▸ Set task
Copy every line from the material below that holds "Juli".

---------------

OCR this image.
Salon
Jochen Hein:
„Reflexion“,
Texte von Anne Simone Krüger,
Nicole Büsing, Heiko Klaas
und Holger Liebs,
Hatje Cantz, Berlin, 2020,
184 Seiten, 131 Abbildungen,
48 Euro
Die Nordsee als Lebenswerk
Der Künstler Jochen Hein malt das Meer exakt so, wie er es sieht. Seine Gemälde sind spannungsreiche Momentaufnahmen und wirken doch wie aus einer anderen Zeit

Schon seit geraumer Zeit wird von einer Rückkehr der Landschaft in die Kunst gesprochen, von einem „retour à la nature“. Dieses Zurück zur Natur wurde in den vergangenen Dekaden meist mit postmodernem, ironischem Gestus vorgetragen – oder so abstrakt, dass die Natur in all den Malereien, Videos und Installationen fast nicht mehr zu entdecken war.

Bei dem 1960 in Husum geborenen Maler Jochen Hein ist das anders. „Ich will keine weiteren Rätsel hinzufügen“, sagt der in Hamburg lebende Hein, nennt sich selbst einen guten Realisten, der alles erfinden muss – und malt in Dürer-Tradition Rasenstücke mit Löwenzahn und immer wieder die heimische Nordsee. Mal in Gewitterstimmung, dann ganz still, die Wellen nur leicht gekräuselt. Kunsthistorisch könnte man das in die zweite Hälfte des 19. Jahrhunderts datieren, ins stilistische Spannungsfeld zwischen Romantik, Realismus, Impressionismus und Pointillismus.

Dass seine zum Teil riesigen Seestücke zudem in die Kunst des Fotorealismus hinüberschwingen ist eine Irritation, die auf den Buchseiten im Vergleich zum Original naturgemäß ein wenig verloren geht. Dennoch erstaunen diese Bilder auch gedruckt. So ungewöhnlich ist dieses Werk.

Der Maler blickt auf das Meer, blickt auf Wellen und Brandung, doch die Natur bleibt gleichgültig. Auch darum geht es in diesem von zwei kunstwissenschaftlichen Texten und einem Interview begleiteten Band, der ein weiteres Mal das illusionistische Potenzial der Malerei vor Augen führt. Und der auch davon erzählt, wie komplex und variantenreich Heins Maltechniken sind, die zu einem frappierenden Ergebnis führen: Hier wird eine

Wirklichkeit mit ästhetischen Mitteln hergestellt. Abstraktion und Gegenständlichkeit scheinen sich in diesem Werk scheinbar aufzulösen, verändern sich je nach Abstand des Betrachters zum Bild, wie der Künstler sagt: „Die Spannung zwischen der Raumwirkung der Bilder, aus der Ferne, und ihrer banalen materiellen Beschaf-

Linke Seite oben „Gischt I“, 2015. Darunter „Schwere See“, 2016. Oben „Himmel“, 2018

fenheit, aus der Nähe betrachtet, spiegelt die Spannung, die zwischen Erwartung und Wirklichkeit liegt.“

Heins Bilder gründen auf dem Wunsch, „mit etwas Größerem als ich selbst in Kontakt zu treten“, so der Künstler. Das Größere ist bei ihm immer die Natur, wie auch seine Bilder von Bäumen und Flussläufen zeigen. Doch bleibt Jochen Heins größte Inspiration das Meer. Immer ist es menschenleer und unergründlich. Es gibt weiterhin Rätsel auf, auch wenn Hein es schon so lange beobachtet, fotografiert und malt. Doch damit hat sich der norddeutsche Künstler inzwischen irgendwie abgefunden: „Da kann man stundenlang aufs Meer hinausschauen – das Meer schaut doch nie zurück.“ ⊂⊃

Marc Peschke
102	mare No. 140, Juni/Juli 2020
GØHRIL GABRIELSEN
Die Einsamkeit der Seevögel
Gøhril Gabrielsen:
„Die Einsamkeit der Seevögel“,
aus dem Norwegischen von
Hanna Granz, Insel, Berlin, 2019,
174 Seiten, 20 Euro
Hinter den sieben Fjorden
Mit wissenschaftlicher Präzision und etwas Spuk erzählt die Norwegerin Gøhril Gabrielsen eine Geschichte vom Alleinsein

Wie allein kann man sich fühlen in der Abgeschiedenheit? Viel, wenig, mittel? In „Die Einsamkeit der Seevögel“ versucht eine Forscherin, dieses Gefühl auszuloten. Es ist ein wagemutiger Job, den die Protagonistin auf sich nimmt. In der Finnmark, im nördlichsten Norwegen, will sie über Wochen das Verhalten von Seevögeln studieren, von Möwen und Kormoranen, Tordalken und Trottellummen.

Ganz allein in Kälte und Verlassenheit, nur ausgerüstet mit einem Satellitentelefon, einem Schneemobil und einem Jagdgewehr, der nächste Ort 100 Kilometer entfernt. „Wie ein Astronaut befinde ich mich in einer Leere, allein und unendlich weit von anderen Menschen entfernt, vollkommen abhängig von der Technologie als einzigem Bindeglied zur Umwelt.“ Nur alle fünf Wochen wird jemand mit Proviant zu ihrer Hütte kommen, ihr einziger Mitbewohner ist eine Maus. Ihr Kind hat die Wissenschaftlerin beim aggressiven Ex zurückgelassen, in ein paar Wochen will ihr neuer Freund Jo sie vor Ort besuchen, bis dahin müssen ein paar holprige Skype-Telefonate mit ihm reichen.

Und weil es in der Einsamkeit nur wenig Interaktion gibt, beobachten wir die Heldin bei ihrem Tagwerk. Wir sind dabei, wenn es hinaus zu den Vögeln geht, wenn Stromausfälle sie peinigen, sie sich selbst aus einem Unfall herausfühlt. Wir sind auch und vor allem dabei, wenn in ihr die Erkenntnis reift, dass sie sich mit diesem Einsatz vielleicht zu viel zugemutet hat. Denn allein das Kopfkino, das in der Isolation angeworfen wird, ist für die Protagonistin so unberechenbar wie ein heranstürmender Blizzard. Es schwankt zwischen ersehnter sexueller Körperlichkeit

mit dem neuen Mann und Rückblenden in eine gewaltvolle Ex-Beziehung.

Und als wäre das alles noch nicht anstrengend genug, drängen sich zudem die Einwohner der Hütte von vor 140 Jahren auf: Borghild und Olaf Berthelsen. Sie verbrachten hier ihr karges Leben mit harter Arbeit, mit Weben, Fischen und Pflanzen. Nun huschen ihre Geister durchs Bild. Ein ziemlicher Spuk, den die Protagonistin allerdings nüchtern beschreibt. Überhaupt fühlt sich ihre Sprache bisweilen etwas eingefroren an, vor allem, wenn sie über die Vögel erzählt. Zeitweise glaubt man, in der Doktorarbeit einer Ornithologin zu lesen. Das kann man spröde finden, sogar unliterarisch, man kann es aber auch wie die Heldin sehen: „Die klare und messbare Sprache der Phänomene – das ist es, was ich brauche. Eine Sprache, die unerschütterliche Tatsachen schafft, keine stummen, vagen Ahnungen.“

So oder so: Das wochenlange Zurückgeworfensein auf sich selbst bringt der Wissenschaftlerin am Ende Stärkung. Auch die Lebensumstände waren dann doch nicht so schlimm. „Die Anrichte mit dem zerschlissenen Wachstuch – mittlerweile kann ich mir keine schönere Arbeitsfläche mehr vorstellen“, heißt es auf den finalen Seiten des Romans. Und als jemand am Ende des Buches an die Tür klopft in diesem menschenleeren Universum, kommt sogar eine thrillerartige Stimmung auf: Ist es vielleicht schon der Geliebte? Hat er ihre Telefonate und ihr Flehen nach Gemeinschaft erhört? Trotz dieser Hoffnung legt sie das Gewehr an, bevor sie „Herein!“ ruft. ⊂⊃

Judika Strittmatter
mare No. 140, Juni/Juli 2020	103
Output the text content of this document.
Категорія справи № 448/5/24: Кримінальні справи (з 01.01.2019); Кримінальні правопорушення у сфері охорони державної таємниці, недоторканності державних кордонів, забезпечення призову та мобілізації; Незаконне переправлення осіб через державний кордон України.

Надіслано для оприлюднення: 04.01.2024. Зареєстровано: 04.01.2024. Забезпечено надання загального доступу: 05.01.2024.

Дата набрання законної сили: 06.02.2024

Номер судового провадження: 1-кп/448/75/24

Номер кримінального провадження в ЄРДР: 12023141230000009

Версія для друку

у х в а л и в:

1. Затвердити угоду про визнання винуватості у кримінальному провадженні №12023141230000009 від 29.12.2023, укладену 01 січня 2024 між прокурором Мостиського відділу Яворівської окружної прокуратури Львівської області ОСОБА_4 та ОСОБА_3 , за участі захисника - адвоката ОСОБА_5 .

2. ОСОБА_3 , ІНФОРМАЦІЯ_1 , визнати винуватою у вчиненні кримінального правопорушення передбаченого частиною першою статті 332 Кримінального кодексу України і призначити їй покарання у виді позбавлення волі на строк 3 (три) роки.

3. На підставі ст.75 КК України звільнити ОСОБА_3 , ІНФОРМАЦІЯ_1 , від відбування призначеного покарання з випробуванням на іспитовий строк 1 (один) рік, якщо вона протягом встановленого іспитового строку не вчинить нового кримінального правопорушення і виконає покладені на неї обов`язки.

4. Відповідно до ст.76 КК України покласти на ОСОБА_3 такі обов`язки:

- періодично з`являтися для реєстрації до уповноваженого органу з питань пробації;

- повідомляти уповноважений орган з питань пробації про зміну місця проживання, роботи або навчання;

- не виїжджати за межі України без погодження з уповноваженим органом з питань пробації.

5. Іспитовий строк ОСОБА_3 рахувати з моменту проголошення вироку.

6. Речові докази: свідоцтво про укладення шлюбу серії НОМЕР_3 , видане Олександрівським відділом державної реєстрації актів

---------------

▸ Result of the task
102	mare No. 140, Juni/Juli 2020
mare No. 140, Juni/Juli 2020	103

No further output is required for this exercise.